What is required » Skip the images. Copy the records exactly as written.

Stored entries »
-- START --
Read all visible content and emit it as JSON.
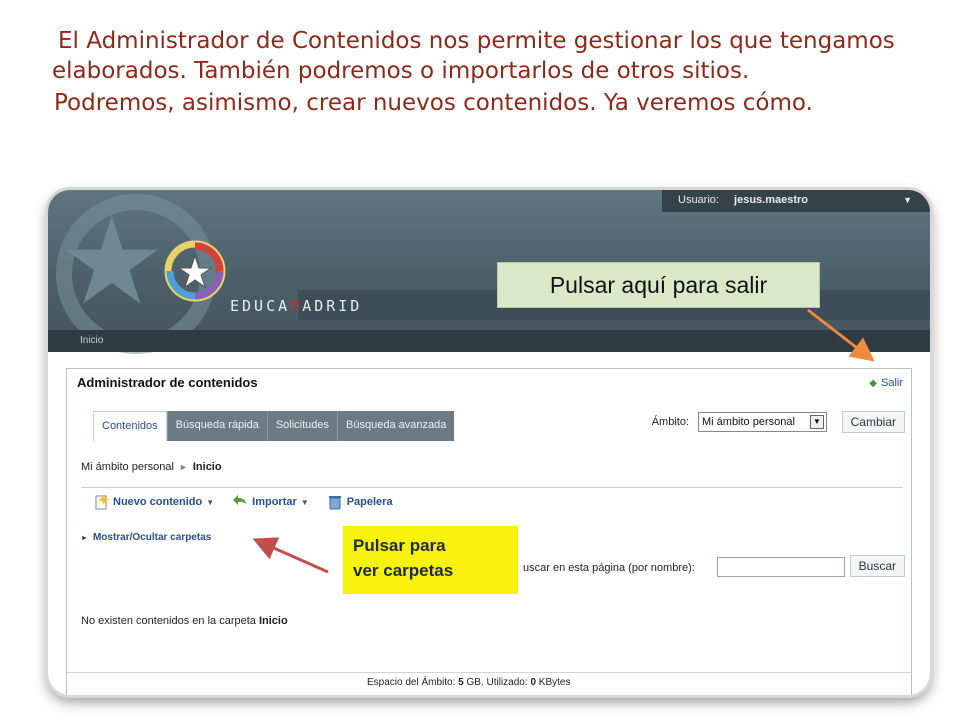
{
  "slide": {
    "intro_line1": "El Administrador de Contenidos nos permite gestionar los que tengamos elaborados. También podremos o importarlos de otros sitios.",
    "intro_line2": "Podremos, asimismo, crear nuevos contenidos. Ya veremos cómo."
  },
  "app": {
    "brand_prefix": "EDUCA",
    "brand_m": "M",
    "brand_suffix": "ADRID",
    "user_label": "Usuario:",
    "user_name": "jesus.maestro",
    "nav_home": "Inicio",
    "panel_title": "Administrador de contenidos",
    "exit_label": "Salir",
    "tabs": [
      {
        "label": "Contenidos"
      },
      {
        "label": "Búsqueda rápida"
      },
      {
        "label": "Solicitudes"
      },
      {
        "label": "Búsqueda avanzada"
      }
    ],
    "ambito_label": "Ámbito:",
    "ambito_value": "Mi ámbito personal",
    "cambiar_label": "Cambiar",
    "breadcrumb_root": "Mi ámbito personal",
    "breadcrumb_current": "Inicio",
    "toolbar": {
      "new_content": "Nuevo contenido",
      "import": "Importar",
      "trash": "Papelera"
    },
    "folders_toggle": "Mostrar/Ocultar carpetas",
    "search_label": "uscar en esta página (por nombre):",
    "search_button": "Buscar",
    "empty_prefix": "No existen contenidos en la carpeta",
    "empty_folder": "Inicio",
    "footer": {
      "space_label": "Espacio del Ámbito:",
      "space_value": "5",
      "space_unit": "GB. Utilizado:",
      "used_value": "0",
      "used_unit": "KBytes"
    }
  },
  "callouts": {
    "exit_hint": "Pulsar aquí para salir",
    "folders_hint_line1": "Pulsar para",
    "folders_hint_line2": "ver carpetas"
  },
  "colors": {
    "intro_text": "#8b2a1a",
    "banner": "#5f7681",
    "callout_blue": "#dbe8c7",
    "callout_yellow": "#f8f20a",
    "arrow_orange": "#f08a3c",
    "arrow_red": "#c0504d"
  }
}
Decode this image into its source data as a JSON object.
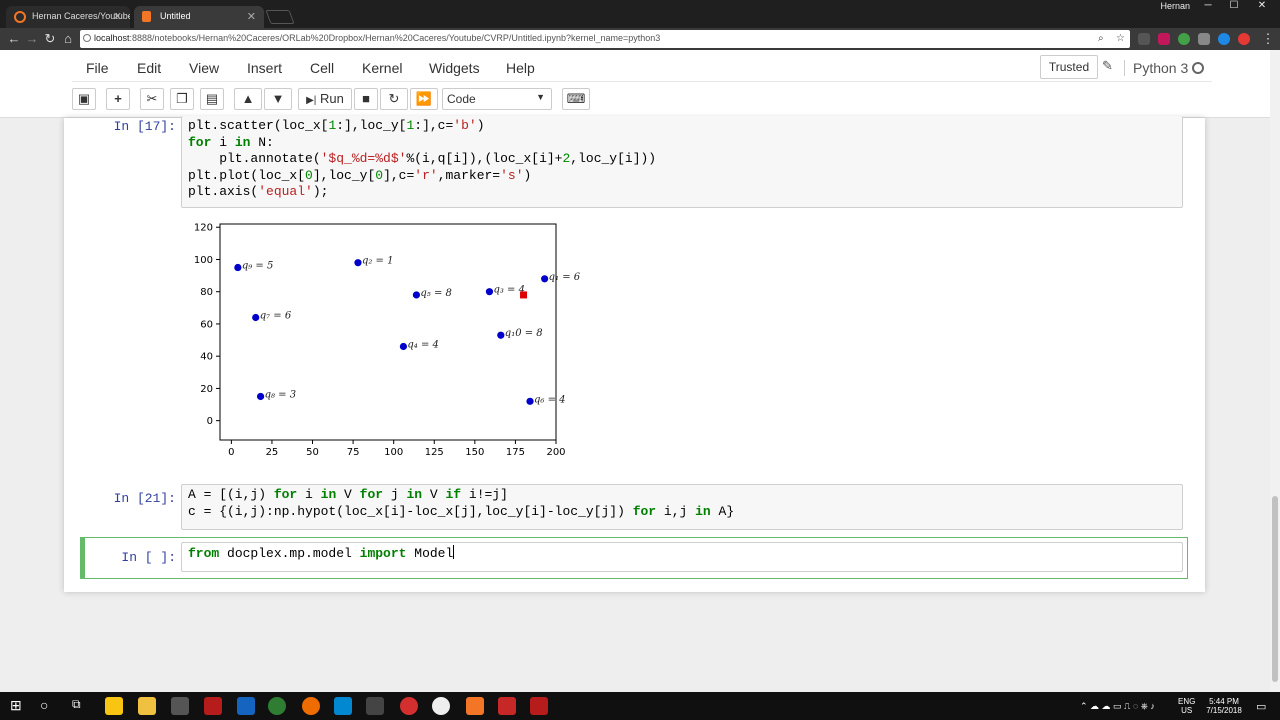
-- END --
Response »
Read all visible content and emit it as JSON.
{
  "slide": {
    "intro_line1": "El Administrador de Contenidos nos permite gestionar los que tengamos elaborados. También podremos o importarlos de otros sitios.",
    "intro_line2": "Podremos, asimismo, crear nuevos contenidos. Ya veremos cómo."
  },
  "app": {
    "brand_prefix": "EDUCA",
    "brand_m": "M",
    "brand_suffix": "ADRID",
    "user_label": "Usuario:",
    "user_name": "jesus.maestro",
    "nav_home": "Inicio",
    "panel_title": "Administrador de contenidos",
    "exit_label": "Salir",
    "tabs": [
      {
        "label": "Contenidos"
      },
      {
        "label": "Búsqueda rápida"
      },
      {
        "label": "Solicitudes"
      },
      {
        "label": "Búsqueda avanzada"
      }
    ],
    "ambito_label": "Ámbito:",
    "ambito_value": "Mi ámbito personal",
    "cambiar_label": "Cambiar",
    "breadcrumb_root": "Mi ámbito personal",
    "breadcrumb_current": "Inicio",
    "toolbar": {
      "new_content": "Nuevo contenido",
      "import": "Importar",
      "trash": "Papelera"
    },
    "folders_toggle": "Mostrar/Ocultar carpetas",
    "search_label": "uscar en esta página (por nombre):",
    "search_button": "Buscar",
    "empty_prefix": "No existen contenidos en la carpeta",
    "empty_folder": "Inicio",
    "footer": {
      "space_label": "Espacio del Ámbito:",
      "space_value": "5",
      "space_unit": "GB. Utilizado:",
      "used_value": "0",
      "used_unit": "KBytes"
    }
  },
  "callouts": {
    "exit_hint": "Pulsar aquí para salir",
    "folders_hint_line1": "Pulsar para",
    "folders_hint_line2": "ver carpetas"
  },
  "colors": {
    "intro_text": "#8b2a1a",
    "banner": "#5f7681",
    "callout_blue": "#dbe8c7",
    "callout_yellow": "#f8f20a",
    "arrow_orange": "#f08a3c",
    "arrow_red": "#c0504d"
  }
}
Decode this image into its source data as a JSON object.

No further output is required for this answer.